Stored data
▼
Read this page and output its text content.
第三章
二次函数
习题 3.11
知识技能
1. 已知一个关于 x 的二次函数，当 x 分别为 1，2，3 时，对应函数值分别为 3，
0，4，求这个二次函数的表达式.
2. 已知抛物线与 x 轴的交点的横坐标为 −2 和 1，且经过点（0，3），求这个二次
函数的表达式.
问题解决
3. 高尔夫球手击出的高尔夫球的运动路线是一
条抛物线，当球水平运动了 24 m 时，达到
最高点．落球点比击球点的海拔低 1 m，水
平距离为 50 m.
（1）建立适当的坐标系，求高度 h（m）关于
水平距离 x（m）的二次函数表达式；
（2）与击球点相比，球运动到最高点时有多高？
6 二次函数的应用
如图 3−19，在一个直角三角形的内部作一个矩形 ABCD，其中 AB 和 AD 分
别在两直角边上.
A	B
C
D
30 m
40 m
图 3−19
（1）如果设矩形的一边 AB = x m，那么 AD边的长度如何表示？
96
▲
**AIM OF THE EXERCISE**
Recite the full listing above exactly.

**REPLY**
Read this page and output its text content.
第三章
二次函数
习题 3.11
知识技能
1. 已知一个关于 x 的二次函数，当 x 分别为 1，2，3 时，对应函数值分别为 3，
0，4，求这个二次函数的表达式.
2. 已知抛物线与 x 轴的交点的横坐标为 −2 和 1，且经过点（0，3），求这个二次
函数的表达式.
问题解决
3. 高尔夫球手击出的高尔夫球的运动路线是一
条抛物线，当球水平运动了 24 m 时，达到
最高点．落球点比击球点的海拔低 1 m，水
平距离为 50 m.
（1）建立适当的坐标系，求高度 h（m）关于
水平距离 x（m）的二次函数表达式；
（2）与击球点相比，球运动到最高点时有多高？
6 二次函数的应用
如图 3−19，在一个直角三角形的内部作一个矩形 ABCD，其中 AB 和 AD 分
别在两直角边上.
A	B
C
D
30 m
40 m
图 3−19
（1）如果设矩形的一边 AB = x m，那么 AD边的长度如何表示？
96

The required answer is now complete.